(Collection entries)

+-------+

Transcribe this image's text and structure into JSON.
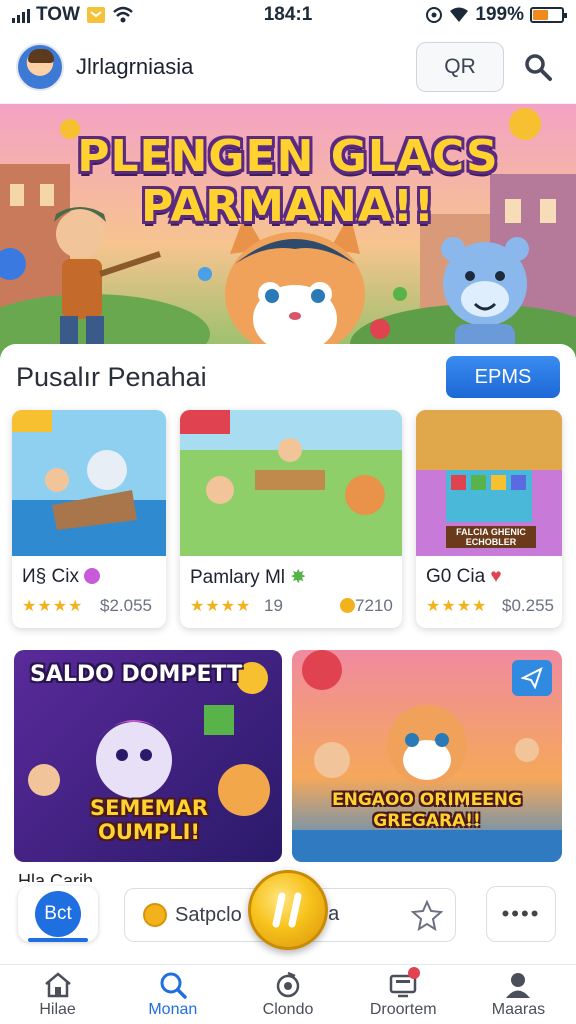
{
  "status_bar": {
    "carrier": "TOW",
    "time": "184:1",
    "battery": "199%",
    "battery_level_percent": 55
  },
  "header": {
    "app_name": "Jlrlagrniasia",
    "qr_label": "QR",
    "search_icon": "search-icon"
  },
  "hero": {
    "title_line1": "PLENGEN GLACS",
    "title_line2": "PARMANA!!"
  },
  "section": {
    "title": "Pusalır Penahai",
    "button_label": "EPMS"
  },
  "games": [
    {
      "name": "И§ Cix",
      "rating_stars": 4,
      "meta": "$2.055",
      "badge_icon": "gem-icon",
      "badge_color": "#c75ad8"
    },
    {
      "name": "Pamlary Ml",
      "rating_stars": 4,
      "meta_left": "19",
      "meta": "7210",
      "badge_icon": "sparkle-icon",
      "badge_color": "#58b34a"
    },
    {
      "name": "G0 Cia",
      "rating_stars": 4,
      "meta": "$0.255",
      "badge_icon": "heart-icon",
      "badge_color": "#e0424f"
    }
  ],
  "game3_banner_text": "FALCIA GHENIC ECHOBLER",
  "promos": [
    {
      "title": "SALDO DOMPETT",
      "subtitle_line1": "SEMEMAR",
      "subtitle_line2": "OUMPLI!"
    },
    {
      "subtitle_line1": "ENGAOO ORIMEENG",
      "subtitle_line2": "GREGARA!!"
    }
  ],
  "partial_label": "Hla Carih",
  "action_bar": {
    "bct_label": "Bct",
    "wallet_text_left": "Satpclo",
    "wallet_text_right": "ira"
  },
  "bottom_nav": [
    {
      "label": "Hilae",
      "icon": "home-icon",
      "active": false
    },
    {
      "label": "Monan",
      "icon": "search-icon",
      "active": true
    },
    {
      "label": "Clondo",
      "icon": "refresh-icon",
      "active": false
    },
    {
      "label": "Droortem",
      "icon": "screen-icon",
      "active": false
    },
    {
      "label": "Maaras",
      "icon": "profile-icon",
      "active": false
    }
  ],
  "colors": {
    "accent": "#1f6fe0",
    "star": "#f2b21c",
    "battery": "#f08a1c",
    "hero_title": "#ffd230"
  }
}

+-------+

THE TASK: Tell how many lines hold the string "icon", giving the number and nothing else.

ANSWER TO THIS PROBLEM: 9